**Task prompt:** Work out how many lines of the listing hold the string "วนตำบลกาย". Answer with that number alone.
— Start Dataset entries —
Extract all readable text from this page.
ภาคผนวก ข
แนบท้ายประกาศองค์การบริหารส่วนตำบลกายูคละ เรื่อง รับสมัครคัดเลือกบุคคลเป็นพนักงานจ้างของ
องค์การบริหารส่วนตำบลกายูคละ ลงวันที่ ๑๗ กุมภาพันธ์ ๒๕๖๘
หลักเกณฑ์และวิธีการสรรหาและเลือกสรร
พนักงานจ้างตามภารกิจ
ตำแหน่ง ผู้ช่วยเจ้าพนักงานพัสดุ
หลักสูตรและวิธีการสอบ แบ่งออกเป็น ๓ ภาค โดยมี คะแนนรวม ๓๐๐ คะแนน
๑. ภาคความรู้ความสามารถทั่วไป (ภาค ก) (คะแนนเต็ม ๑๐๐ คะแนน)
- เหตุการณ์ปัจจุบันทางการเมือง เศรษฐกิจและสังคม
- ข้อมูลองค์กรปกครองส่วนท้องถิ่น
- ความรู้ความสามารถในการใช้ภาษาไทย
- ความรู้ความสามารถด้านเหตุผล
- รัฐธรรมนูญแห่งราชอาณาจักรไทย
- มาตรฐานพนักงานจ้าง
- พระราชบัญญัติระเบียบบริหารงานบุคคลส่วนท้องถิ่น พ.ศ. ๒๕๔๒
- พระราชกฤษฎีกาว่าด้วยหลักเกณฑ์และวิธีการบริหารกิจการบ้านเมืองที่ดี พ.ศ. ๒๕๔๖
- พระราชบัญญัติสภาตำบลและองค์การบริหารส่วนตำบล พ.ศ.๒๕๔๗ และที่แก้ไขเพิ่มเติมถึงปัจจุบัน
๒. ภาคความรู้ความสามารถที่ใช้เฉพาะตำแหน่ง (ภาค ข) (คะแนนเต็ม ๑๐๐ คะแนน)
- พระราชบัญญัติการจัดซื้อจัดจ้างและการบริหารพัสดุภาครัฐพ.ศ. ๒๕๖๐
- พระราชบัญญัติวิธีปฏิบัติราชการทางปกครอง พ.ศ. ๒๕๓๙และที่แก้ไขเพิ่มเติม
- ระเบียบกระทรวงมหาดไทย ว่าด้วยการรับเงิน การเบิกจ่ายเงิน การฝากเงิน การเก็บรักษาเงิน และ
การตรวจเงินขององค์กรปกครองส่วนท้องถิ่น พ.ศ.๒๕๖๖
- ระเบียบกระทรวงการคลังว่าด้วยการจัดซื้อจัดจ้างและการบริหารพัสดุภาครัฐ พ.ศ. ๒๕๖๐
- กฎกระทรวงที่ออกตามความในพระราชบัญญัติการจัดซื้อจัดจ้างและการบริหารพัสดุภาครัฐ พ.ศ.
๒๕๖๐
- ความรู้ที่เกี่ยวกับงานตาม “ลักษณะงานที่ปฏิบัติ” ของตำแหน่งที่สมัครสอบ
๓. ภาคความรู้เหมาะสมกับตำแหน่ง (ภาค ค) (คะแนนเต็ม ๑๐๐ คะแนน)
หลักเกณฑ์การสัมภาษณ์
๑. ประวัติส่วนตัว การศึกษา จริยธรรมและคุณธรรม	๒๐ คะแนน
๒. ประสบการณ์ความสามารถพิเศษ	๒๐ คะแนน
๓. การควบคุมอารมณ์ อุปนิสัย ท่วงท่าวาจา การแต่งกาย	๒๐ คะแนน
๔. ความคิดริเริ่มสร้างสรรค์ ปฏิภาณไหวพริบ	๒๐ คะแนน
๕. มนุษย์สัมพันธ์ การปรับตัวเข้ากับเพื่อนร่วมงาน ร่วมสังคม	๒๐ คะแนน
— End Dataset entries —
**Full output:** 2